_PROBLEM DESCRIPTION_:
Output the data that follows exactly, line for line.
-------- SOURCE DATA --------
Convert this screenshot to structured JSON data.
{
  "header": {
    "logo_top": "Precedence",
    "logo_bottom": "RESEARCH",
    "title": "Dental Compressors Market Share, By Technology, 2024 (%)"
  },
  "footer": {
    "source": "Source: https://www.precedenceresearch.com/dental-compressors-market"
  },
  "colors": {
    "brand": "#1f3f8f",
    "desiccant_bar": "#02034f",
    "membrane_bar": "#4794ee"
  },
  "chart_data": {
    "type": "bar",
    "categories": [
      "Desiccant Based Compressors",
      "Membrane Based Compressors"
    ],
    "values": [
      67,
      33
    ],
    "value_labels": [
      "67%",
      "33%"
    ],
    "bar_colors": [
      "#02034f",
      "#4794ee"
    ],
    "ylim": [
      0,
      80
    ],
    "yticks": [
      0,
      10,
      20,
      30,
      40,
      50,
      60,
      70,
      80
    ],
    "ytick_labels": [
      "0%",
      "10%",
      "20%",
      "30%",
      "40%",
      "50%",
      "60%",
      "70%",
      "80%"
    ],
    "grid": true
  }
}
--------
_RESPONSE BELOW_:
Convert this screenshot to structured JSON data.
{
  "header": {
    "logo_top": "Precedence",
    "logo_bottom": "RESEARCH",
    "title": "Dental Compressors Market Share, By Technology, 2024 (%)"
  },
  "footer": {
    "source": "Source: https://www.precedenceresearch.com/dental-compressors-market"
  },
  "colors": {
    "brand": "#1f3f8f",
    "desiccant_bar": "#02034f",
    "membrane_bar": "#4794ee"
  },
  "chart_data": {
    "type": "bar",
    "categories": [
      "Desiccant Based Compressors",
      "Membrane Based Compressors"
    ],
    "values": [
      67,
      33
    ],
    "value_labels": [
      "67%",
      "33%"
    ],
    "bar_colors": [
      "#02034f",
      "#4794ee"
    ],
    "ylim": [
      0,
      80
    ],
    "yticks": [
      0,
      10,
      20,
      30,
      40,
      50,
      60,
      70,
      80
    ],
    "ytick_labels": [
      "0%",
      "10%",
      "20%",
      "30%",
      "40%",
      "50%",
      "60%",
      "70%",
      "80%"
    ],
    "grid": true
  }
}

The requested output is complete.